Exercise aim: Output every entry exactly, from the first line to the last.

====

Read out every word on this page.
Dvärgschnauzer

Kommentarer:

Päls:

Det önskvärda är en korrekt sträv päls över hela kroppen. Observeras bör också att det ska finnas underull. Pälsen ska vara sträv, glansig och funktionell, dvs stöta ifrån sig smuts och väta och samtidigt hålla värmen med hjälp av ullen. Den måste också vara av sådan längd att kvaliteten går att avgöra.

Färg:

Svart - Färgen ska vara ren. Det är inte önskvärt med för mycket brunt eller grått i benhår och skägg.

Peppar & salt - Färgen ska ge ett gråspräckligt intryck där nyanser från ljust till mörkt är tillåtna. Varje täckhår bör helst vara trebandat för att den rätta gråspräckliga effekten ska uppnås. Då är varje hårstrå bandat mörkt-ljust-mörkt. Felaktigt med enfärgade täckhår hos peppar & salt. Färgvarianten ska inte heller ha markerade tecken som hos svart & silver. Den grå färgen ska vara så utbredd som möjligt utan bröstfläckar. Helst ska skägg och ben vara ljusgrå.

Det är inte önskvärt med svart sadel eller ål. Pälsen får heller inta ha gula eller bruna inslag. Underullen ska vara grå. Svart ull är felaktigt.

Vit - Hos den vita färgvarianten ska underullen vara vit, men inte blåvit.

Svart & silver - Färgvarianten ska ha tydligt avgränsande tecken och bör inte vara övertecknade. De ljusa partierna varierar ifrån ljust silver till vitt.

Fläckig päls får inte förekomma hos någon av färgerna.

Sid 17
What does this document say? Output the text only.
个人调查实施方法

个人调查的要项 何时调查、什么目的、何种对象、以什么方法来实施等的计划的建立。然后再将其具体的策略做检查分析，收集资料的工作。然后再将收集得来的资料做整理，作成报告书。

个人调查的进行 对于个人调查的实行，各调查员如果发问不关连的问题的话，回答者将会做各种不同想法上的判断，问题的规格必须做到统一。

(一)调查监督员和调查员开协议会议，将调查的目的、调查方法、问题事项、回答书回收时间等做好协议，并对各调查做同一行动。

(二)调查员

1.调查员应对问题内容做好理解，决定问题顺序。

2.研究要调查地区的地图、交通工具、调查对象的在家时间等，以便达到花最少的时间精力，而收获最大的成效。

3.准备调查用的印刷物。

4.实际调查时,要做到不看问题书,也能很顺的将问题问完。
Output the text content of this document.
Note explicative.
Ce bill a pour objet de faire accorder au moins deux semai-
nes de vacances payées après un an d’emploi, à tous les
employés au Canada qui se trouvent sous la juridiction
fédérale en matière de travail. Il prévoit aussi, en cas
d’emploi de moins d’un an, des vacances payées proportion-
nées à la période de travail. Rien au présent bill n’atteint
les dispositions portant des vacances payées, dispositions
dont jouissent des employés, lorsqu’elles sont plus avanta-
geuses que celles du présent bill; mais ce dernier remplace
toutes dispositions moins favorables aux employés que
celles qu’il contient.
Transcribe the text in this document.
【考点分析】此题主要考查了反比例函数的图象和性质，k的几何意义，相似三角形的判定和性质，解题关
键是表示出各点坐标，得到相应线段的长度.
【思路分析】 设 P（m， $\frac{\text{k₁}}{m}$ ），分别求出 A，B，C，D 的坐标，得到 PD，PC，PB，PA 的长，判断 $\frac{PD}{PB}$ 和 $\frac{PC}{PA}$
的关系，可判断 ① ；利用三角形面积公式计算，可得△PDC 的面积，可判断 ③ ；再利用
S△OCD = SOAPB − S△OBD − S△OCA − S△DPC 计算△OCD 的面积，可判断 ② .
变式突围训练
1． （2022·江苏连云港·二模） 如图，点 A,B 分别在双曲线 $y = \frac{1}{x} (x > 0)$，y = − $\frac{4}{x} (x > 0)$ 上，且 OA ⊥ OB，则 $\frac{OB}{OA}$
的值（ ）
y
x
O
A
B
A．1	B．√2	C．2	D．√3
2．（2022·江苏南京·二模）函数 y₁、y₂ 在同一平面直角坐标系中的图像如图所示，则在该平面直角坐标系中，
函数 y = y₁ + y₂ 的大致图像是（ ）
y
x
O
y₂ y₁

====

Answer for this exercise:
Read out every word on this page.
Dvärgschnauzer

Kommentarer:

Päls:

Det önskvärda är en korrekt sträv päls över hela kroppen. Observeras bör också att det ska finnas underull. Pälsen ska vara sträv, glansig och funktionell, dvs stöta ifrån sig smuts och väta och samtidigt hålla värmen med hjälp av ullen. Den måste också vara av sådan längd att kvaliteten går att avgöra.

Färg:

Svart - Färgen ska vara ren. Det är inte önskvärt med för mycket brunt eller grått i benhår och skägg.

Peppar & salt - Färgen ska ge ett gråspräckligt intryck där nyanser från ljust till mörkt är tillåtna. Varje täckhår bör helst vara trebandat för att den rätta gråspräckliga effekten ska uppnås. Då är varje hårstrå bandat mörkt-ljust-mörkt. Felaktigt med enfärgade täckhår hos peppar & salt. Färgvarianten ska inte heller ha markerade tecken som hos svart & silver. Den grå färgen ska vara så utbredd som möjligt utan bröstfläckar. Helst ska skägg och ben vara ljusgrå.

Det är inte önskvärt med svart sadel eller ål. Pälsen får heller inta ha gula eller bruna inslag. Underullen ska vara grå. Svart ull är felaktigt.

Vit - Hos den vita färgvarianten ska underullen vara vit, men inte blåvit.

Svart & silver - Färgvarianten ska ha tydligt avgränsande tecken och bör inte vara övertecknade. De ljusa partierna varierar ifrån ljust silver till vitt.

Fläckig päls får inte förekomma hos någon av färgerna.

Sid 17
What does this document say? Output the text only.
个人调查实施方法

个人调查的要项 何时调查、什么目的、何种对象、以什么方法来实施等的计划的建立。然后再将其具体的策略做检查分析，收集资料的工作。然后再将收集得来的资料做整理，作成报告书。

个人调查的进行 对于个人调查的实行，各调查员如果发问不关连的问题的话，回答者将会做各种不同想法上的判断，问题的规格必须做到统一。

(一)调查监督员和调查员开协议会议，将调查的目的、调查方法、问题事项、回答书回收时间等做好协议，并对各调查做同一行动。

(二)调查员

1.调查员应对问题内容做好理解，决定问题顺序。

2.研究要调查地区的地图、交通工具、调查对象的在家时间等，以便达到花最少的时间精力，而收获最大的成效。

3.准备调查用的印刷物。

4.实际调查时,要做到不看问题书,也能很顺的将问题问完。
Output the text content of this document.
Note explicative.
Ce bill a pour objet de faire accorder au moins deux semai-
nes de vacances payées après un an d’emploi, à tous les
employés au Canada qui se trouvent sous la juridiction
fédérale en matière de travail. Il prévoit aussi, en cas
d’emploi de moins d’un an, des vacances payées proportion-
nées à la période de travail. Rien au présent bill n’atteint
les dispositions portant des vacances payées, dispositions
dont jouissent des employés, lorsqu’elles sont plus avanta-
geuses que celles du présent bill; mais ce dernier remplace
toutes dispositions moins favorables aux employés que
celles qu’il contient.
Transcribe the text in this document.
【考点分析】此题主要考查了反比例函数的图象和性质，k的几何意义，相似三角形的判定和性质，解题关
键是表示出各点坐标，得到相应线段的长度.
【思路分析】 设 P（m， $\frac{\text{k₁}}{m}$ ），分别求出 A，B，C，D 的坐标，得到 PD，PC，PB，PA 的长，判断 $\frac{PD}{PB}$ 和 $\frac{PC}{PA}$
的关系，可判断 ① ；利用三角形面积公式计算，可得△PDC 的面积，可判断 ③ ；再利用
S△OCD = SOAPB − S△OBD − S△OCA − S△DPC 计算△OCD 的面积，可判断 ② .
变式突围训练
1． （2022·江苏连云港·二模） 如图，点 A,B 分别在双曲线 $y = \frac{1}{x} (x > 0)$，y = − $\frac{4}{x} (x > 0)$ 上，且 OA ⊥ OB，则 $\frac{OB}{OA}$
的值（ ）
y
x
O
A
B
A．1	B．√2	C．2	D．√3
2．（2022·江苏南京·二模）函数 y₁、y₂ 在同一平面直角坐标系中的图像如图所示，则在该平面直角坐标系中，
函数 y = y₁ + y₂ 的大致图像是（ ）
y
x
O
y₂ y₁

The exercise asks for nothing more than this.